= PROBLEM REQUIREMENTS =
Search the material for the string "this" and copy each line where it occurs.

= SOURCE DATA =
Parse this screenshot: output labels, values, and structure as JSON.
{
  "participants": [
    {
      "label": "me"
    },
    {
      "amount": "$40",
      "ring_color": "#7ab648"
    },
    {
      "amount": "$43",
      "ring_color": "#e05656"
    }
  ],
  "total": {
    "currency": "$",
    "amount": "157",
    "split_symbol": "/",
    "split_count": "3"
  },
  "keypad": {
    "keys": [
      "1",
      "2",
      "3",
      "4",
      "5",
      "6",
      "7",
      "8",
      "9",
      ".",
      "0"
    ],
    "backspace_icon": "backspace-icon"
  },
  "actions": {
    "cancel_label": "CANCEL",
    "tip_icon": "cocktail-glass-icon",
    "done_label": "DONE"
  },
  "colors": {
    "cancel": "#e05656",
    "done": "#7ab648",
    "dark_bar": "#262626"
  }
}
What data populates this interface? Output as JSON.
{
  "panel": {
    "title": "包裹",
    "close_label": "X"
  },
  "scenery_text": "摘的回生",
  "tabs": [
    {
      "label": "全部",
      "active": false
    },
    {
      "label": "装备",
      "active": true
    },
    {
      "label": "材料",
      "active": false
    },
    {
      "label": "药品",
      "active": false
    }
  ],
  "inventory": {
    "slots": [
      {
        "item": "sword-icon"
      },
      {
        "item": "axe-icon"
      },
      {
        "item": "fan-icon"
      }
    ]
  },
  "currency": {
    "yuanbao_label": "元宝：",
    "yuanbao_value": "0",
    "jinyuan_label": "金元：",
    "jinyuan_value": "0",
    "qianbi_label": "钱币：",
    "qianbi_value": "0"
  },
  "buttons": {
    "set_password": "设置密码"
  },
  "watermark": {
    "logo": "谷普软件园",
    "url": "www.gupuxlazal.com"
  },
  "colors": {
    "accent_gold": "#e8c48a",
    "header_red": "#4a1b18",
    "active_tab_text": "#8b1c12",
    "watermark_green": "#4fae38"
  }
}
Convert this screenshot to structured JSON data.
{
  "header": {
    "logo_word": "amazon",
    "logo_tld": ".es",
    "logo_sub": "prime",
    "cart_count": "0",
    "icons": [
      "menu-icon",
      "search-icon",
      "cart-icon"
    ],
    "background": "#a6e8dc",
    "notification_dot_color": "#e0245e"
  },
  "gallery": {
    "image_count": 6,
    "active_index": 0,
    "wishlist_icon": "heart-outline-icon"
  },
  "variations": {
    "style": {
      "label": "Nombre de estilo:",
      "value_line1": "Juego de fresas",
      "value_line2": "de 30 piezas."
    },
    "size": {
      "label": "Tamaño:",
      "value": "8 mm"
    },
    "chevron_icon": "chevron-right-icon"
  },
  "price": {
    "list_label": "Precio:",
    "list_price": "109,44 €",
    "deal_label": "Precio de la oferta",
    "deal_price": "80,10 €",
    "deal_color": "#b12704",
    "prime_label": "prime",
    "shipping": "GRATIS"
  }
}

= OUTPUT BELOW =
Parse this screenshot: output labels, values, and structure as JSON.
What data populates this interface? Output as JSON.
Convert this screenshot to structured JSON data.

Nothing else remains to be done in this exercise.